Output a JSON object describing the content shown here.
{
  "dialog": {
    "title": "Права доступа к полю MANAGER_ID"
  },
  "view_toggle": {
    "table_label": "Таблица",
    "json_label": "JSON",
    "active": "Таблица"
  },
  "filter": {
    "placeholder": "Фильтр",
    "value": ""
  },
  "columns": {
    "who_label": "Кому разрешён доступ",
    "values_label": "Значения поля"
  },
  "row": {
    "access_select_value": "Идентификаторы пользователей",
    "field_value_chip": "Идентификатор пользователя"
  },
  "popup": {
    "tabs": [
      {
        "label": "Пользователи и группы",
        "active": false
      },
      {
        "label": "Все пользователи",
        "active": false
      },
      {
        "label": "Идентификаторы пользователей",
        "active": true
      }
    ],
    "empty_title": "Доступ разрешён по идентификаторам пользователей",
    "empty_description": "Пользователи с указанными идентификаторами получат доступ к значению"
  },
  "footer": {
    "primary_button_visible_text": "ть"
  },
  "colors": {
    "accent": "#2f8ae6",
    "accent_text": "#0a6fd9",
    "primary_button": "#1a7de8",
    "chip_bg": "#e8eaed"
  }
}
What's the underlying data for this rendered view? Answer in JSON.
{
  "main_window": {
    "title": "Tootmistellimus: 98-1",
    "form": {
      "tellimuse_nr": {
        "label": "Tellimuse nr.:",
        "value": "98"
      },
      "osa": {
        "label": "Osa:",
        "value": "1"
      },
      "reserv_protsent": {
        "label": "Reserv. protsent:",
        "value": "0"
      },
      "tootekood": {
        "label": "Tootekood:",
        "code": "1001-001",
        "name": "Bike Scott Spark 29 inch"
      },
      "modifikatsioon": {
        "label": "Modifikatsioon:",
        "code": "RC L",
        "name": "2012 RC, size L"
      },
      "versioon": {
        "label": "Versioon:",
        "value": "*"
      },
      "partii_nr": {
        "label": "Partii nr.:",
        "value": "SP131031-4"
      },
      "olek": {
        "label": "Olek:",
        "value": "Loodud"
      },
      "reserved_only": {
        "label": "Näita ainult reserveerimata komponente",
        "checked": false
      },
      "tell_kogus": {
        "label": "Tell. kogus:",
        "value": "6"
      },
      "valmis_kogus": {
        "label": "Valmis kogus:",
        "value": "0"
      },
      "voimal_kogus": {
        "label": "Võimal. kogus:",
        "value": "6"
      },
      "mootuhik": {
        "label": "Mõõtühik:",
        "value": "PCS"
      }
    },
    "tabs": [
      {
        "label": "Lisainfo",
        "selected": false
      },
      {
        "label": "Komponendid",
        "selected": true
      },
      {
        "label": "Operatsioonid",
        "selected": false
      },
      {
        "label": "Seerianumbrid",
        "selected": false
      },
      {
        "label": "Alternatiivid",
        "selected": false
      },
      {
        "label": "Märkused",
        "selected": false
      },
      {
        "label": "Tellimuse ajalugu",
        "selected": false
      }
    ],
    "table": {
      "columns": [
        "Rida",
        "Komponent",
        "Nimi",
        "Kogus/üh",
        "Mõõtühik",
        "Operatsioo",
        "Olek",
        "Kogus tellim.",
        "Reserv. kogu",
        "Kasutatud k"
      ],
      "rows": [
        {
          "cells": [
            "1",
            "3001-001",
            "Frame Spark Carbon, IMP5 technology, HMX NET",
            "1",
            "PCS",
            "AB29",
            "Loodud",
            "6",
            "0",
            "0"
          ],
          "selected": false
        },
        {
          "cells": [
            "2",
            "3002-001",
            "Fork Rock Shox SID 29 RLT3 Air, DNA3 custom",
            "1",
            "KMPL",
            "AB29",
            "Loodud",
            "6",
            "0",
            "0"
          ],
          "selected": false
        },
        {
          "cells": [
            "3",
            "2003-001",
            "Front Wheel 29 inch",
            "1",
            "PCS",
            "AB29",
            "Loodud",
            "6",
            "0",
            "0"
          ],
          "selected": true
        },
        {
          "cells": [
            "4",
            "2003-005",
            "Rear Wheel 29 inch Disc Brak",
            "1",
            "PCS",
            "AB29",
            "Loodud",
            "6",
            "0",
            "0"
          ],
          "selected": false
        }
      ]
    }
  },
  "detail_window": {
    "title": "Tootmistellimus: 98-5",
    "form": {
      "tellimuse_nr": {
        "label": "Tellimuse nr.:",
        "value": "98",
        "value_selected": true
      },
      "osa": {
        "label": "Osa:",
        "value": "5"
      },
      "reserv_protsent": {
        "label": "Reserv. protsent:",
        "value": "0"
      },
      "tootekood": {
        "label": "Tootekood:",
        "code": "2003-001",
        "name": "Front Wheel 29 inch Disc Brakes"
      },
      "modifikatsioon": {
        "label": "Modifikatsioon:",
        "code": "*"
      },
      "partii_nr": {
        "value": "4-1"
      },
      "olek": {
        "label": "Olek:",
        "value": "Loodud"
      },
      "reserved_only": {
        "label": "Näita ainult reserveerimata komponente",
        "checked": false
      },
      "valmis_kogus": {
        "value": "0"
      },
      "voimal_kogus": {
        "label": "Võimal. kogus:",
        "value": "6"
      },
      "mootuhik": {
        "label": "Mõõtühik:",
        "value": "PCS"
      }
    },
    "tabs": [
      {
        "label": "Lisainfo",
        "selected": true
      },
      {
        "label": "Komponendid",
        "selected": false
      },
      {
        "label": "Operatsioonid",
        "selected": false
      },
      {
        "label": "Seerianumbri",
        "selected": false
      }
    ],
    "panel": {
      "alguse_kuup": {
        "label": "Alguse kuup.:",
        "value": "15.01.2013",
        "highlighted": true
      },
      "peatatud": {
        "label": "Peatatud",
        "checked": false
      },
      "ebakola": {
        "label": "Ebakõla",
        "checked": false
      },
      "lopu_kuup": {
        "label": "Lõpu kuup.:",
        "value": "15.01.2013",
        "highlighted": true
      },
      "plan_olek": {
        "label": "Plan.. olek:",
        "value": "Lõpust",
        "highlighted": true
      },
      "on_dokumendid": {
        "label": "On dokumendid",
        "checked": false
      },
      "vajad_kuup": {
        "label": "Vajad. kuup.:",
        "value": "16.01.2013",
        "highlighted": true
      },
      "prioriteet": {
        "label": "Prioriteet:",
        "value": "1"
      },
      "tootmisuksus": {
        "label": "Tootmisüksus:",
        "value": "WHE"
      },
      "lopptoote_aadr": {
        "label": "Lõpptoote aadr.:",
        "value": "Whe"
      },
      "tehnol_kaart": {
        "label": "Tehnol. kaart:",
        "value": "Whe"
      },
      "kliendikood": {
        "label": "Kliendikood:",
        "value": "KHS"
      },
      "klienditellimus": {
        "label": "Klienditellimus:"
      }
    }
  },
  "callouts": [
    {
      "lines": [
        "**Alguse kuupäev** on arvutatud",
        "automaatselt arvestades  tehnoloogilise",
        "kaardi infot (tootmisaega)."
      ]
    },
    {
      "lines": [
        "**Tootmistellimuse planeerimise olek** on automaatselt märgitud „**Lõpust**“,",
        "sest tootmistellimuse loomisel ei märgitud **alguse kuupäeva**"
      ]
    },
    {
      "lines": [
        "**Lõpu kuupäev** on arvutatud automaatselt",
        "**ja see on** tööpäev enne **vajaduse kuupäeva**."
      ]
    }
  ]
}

++++++++++

### CHALLENGE
Report all lines of the material that contain the word "пользователей".

### EXPECTED ANSWER
    "access_select_value": "Идентификаторы пользователей",
        "label": "Идентификаторы пользователей",
    "empty_title": "Доступ разрешён по идентификаторам пользователей",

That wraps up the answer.